● **Challenge**
Please restate the following records word for word.

● **Data for the task**
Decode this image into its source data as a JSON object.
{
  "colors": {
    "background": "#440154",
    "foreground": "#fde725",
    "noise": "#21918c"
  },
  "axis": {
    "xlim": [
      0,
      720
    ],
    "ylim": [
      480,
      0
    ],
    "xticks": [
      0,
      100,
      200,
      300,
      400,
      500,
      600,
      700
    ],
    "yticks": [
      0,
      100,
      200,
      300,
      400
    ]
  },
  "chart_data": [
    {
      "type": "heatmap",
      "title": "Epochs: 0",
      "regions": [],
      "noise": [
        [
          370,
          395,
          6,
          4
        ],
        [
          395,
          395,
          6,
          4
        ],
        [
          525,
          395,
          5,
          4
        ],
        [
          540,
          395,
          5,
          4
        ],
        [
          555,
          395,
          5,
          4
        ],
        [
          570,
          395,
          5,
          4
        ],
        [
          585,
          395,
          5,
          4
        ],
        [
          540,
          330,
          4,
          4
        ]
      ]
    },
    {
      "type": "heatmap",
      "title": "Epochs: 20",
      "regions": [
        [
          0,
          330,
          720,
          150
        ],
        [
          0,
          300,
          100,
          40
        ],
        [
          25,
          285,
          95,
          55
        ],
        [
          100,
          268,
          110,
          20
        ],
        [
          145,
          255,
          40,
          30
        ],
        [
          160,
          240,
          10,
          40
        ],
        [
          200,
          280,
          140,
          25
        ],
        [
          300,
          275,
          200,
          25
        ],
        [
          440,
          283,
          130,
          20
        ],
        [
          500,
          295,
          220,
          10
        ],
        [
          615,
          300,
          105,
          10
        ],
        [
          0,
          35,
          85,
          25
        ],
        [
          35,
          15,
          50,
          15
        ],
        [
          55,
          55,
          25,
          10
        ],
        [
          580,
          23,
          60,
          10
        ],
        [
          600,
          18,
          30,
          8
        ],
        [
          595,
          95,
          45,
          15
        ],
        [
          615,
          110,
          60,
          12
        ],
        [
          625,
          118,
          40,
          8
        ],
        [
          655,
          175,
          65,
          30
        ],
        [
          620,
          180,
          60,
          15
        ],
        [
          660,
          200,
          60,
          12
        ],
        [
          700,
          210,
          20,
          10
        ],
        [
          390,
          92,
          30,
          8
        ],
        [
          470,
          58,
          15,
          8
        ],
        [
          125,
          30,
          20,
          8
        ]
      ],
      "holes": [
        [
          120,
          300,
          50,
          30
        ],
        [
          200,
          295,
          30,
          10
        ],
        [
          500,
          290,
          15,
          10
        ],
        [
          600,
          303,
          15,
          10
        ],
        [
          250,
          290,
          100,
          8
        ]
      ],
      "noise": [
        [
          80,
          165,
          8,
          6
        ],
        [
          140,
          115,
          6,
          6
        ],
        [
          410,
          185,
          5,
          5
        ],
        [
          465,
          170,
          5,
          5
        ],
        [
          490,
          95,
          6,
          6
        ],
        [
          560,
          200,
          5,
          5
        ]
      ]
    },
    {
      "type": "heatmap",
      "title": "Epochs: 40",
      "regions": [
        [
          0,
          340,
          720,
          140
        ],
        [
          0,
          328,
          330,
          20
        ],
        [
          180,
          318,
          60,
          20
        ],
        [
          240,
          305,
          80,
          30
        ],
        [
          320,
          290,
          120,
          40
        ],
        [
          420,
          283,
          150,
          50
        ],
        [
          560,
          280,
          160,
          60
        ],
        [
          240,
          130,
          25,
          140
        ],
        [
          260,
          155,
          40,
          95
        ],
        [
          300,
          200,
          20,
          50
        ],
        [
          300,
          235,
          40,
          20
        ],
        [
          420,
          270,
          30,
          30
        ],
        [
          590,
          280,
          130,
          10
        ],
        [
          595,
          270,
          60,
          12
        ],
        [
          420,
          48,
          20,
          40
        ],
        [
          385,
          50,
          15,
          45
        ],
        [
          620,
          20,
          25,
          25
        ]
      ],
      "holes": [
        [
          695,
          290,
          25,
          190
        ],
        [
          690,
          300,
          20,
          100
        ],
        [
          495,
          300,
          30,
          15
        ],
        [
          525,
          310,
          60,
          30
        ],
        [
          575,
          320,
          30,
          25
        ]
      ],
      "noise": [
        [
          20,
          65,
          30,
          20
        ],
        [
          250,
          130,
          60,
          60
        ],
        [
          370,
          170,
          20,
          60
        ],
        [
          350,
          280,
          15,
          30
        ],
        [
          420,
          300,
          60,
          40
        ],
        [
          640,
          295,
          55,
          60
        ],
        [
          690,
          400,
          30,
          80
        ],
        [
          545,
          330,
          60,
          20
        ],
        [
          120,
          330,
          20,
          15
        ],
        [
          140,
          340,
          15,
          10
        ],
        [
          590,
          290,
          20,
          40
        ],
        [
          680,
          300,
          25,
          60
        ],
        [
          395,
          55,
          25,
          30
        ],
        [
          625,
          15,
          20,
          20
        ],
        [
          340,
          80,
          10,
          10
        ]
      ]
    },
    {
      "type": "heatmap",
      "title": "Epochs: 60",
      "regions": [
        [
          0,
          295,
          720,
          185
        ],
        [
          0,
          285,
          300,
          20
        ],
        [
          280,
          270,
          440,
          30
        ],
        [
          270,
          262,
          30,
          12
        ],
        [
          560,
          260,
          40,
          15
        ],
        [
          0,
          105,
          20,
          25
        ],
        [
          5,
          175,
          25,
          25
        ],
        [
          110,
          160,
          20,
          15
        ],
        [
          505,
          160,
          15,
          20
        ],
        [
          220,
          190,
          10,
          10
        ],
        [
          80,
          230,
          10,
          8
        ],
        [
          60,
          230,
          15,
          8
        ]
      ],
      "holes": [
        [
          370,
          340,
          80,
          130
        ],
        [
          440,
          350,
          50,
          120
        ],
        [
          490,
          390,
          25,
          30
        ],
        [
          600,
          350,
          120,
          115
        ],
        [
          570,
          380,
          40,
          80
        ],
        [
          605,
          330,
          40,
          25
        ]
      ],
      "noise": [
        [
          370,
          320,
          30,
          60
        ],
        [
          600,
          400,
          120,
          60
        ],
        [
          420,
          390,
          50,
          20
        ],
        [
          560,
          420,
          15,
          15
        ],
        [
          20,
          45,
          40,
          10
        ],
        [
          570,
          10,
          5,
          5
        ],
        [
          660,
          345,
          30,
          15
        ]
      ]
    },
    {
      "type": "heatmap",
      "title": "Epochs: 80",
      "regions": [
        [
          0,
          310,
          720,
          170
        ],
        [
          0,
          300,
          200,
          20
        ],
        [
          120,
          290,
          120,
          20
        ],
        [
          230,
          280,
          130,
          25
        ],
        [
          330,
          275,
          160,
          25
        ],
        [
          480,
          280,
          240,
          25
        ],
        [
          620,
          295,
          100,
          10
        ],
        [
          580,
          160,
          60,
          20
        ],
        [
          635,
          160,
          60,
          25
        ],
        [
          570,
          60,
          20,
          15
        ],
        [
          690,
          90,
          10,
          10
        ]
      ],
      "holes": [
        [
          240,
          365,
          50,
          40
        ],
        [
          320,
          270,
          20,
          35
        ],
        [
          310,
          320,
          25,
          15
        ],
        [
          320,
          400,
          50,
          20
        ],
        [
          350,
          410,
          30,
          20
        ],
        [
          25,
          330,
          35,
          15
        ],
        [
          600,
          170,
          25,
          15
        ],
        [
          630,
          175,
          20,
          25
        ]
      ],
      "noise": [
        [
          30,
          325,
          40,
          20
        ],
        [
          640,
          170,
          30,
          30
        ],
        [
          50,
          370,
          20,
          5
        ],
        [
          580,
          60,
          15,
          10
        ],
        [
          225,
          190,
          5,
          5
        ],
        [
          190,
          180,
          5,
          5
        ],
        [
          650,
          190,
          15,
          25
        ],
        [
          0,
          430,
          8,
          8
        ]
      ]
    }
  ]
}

● **Task response**
Decode this image into its source data as a JSON object.
{
  "colors": {
    "background": "#440154",
    "foreground": "#fde725",
    "noise": "#21918c"
  },
  "axis": {
    "xlim": [
      0,
      720
    ],
    "ylim": [
      480,
      0
    ],
    "xticks": [
      0,
      100,
      200,
      300,
      400,
      500,
      600,
      700
    ],
    "yticks": [
      0,
      100,
      200,
      300,
      400
    ]
  },
  "chart_data": [
    {
      "type": "heatmap",
      "title": "Epochs: 0",
      "regions": [],
      "noise": [
        [
          370,
          395,
          6,
          4
        ],
        [
          395,
          395,
          6,
          4
        ],
        [
          525,
          395,
          5,
          4
        ],
        [
          540,
          395,
          5,
          4
        ],
        [
          555,
          395,
          5,
          4
        ],
        [
          570,
          395,
          5,
          4
        ],
        [
          585,
          395,
          5,
          4
        ],
        [
          540,
          330,
          4,
          4
        ]
      ]
    },
    {
      "type": "heatmap",
      "title": "Epochs: 20",
      "regions": [
        [
          0,
          330,
          720,
          150
        ],
        [
          0,
          300,
          100,
          40
        ],
        [
          25,
          285,
          95,
          55
        ],
        [
          100,
          268,
          110,
          20
        ],
        [
          145,
          255,
          40,
          30
        ],
        [
          160,
          240,
          10,
          40
        ],
        [
          200,
          280,
          140,
          25
        ],
        [
          300,
          275,
          200,
          25
        ],
        [
          440,
          283,
          130,
          20
        ],
        [
          500,
          295,
          220,
          10
        ],
        [
          615,
          300,
          105,
          10
        ],
        [
          0,
          35,
          85,
          25
        ],
        [
          35,
          15,
          50,
          15
        ],
        [
          55,
          55,
          25,
          10
        ],
        [
          580,
          23,
          60,
          10
        ],
        [
          600,
          18,
          30,
          8
        ],
        [
          595,
          95,
          45,
          15
        ],
        [
          615,
          110,
          60,
          12
        ],
        [
          625,
          118,
          40,
          8
        ],
        [
          655,
          175,
          65,
          30
        ],
        [
          620,
          180,
          60,
          15
        ],
        [
          660,
          200,
          60,
          12
        ],
        [
          700,
          210,
          20,
          10
        ],
        [
          390,
          92,
          30,
          8
        ],
        [
          470,
          58,
          15,
          8
        ],
        [
          125,
          30,
          20,
          8
        ]
      ],
      "holes": [
        [
          120,
          300,
          50,
          30
        ],
        [
          200,
          295,
          30,
          10
        ],
        [
          500,
          290,
          15,
          10
        ],
        [
          600,
          303,
          15,
          10
        ],
        [
          250,
          290,
          100,
          8
        ]
      ],
      "noise": [
        [
          80,
          165,
          8,
          6
        ],
        [
          140,
          115,
          6,
          6
        ],
        [
          410,
          185,
          5,
          5
        ],
        [
          465,
          170,
          5,
          5
        ],
        [
          490,
          95,
          6,
          6
        ],
        [
          560,
          200,
          5,
          5
        ]
      ]
    },
    {
      "type": "heatmap",
      "title": "Epochs: 40",
      "regions": [
        [
          0,
          340,
          720,
          140
        ],
        [
          0,
          328,
          330,
          20
        ],
        [
          180,
          318,
          60,
          20
        ],
        [
          240,
          305,
          80,
          30
        ],
        [
          320,
          290,
          120,
          40
        ],
        [
          420,
          283,
          150,
          50
        ],
        [
          560,
          280,
          160,
          60
        ],
        [
          240,
          130,
          25,
          140
        ],
        [
          260,
          155,
          40,
          95
        ],
        [
          300,
          200,
          20,
          50
        ],
        [
          300,
          235,
          40,
          20
        ],
        [
          420,
          270,
          30,
          30
        ],
        [
          590,
          280,
          130,
          10
        ],
        [
          595,
          270,
          60,
          12
        ],
        [
          420,
          48,
          20,
          40
        ],
        [
          385,
          50,
          15,
          45
        ],
        [
          620,
          20,
          25,
          25
        ]
      ],
      "holes": [
        [
          695,
          290,
          25,
          190
        ],
        [
          690,
          300,
          20,
          100
        ],
        [
          495,
          300,
          30,
          15
        ],
        [
          525,
          310,
          60,
          30
        ],
        [
          575,
          320,
          30,
          25
        ]
      ],
      "noise": [
        [
          20,
          65,
          30,
          20
        ],
        [
          250,
          130,
          60,
          60
        ],
        [
          370,
          170,
          20,
          60
        ],
        [
          350,
          280,
          15,
          30
        ],
        [
          420,
          300,
          60,
          40
        ],
        [
          640,
          295,
          55,
          60
        ],
        [
          690,
          400,
          30,
          80
        ],
        [
          545,
          330,
          60,
          20
        ],
        [
          120,
          330,
          20,
          15
        ],
        [
          140,
          340,
          15,
          10
        ],
        [
          590,
          290,
          20,
          40
        ],
        [
          680,
          300,
          25,
          60
        ],
        [
          395,
          55,
          25,
          30
        ],
        [
          625,
          15,
          20,
          20
        ],
        [
          340,
          80,
          10,
          10
        ]
      ]
    },
    {
      "type": "heatmap",
      "title": "Epochs: 60",
      "regions": [
        [
          0,
          295,
          720,
          185
        ],
        [
          0,
          285,
          300,
          20
        ],
        [
          280,
          270,
          440,
          30
        ],
        [
          270,
          262,
          30,
          12
        ],
        [
          560,
          260,
          40,
          15
        ],
        [
          0,
          105,
          20,
          25
        ],
        [
          5,
          175,
          25,
          25
        ],
        [
          110,
          160,
          20,
          15
        ],
        [
          505,
          160,
          15,
          20
        ],
        [
          220,
          190,
          10,
          10
        ],
        [
          80,
          230,
          10,
          8
        ],
        [
          60,
          230,
          15,
          8
        ]
      ],
      "holes": [
        [
          370,
          340,
          80,
          130
        ],
        [
          440,
          350,
          50,
          120
        ],
        [
          490,
          390,
          25,
          30
        ],
        [
          600,
          350,
          120,
          115
        ],
        [
          570,
          380,
          40,
          80
        ],
        [
          605,
          330,
          40,
          25
        ]
      ],
      "noise": [
        [
          370,
          320,
          30,
          60
        ],
        [
          600,
          400,
          120,
          60
        ],
        [
          420,
          390,
          50,
          20
        ],
        [
          560,
          420,
          15,
          15
        ],
        [
          20,
          45,
          40,
          10
        ],
        [
          570,
          10,
          5,
          5
        ],
        [
          660,
          345,
          30,
          15
        ]
      ]
    },
    {
      "type": "heatmap",
      "title": "Epochs: 80",
      "regions": [
        [
          0,
          310,
          720,
          170
        ],
        [
          0,
          300,
          200,
          20
        ],
        [
          120,
          290,
          120,
          20
        ],
        [
          230,
          280,
          130,
          25
        ],
        [
          330,
          275,
          160,
          25
        ],
        [
          480,
          280,
          240,
          25
        ],
        [
          620,
          295,
          100,
          10
        ],
        [
          580,
          160,
          60,
          20
        ],
        [
          635,
          160,
          60,
          25
        ],
        [
          570,
          60,
          20,
          15
        ],
        [
          690,
          90,
          10,
          10
        ]
      ],
      "holes": [
        [
          240,
          365,
          50,
          40
        ],
        [
          320,
          270,
          20,
          35
        ],
        [
          310,
          320,
          25,
          15
        ],
        [
          320,
          400,
          50,
          20
        ],
        [
          350,
          410,
          30,
          20
        ],
        [
          25,
          330,
          35,
          15
        ],
        [
          600,
          170,
          25,
          15
        ],
        [
          630,
          175,
          20,
          25
        ]
      ],
      "noise": [
        [
          30,
          325,
          40,
          20
        ],
        [
          640,
          170,
          30,
          30
        ],
        [
          50,
          370,
          20,
          5
        ],
        [
          580,
          60,
          15,
          10
        ],
        [
          225,
          190,
          5,
          5
        ],
        [
          190,
          180,
          5,
          5
        ],
        [
          650,
          190,
          15,
          25
        ],
        [
          0,
          430,
          8,
          8
        ]
      ]
    }
  ]
}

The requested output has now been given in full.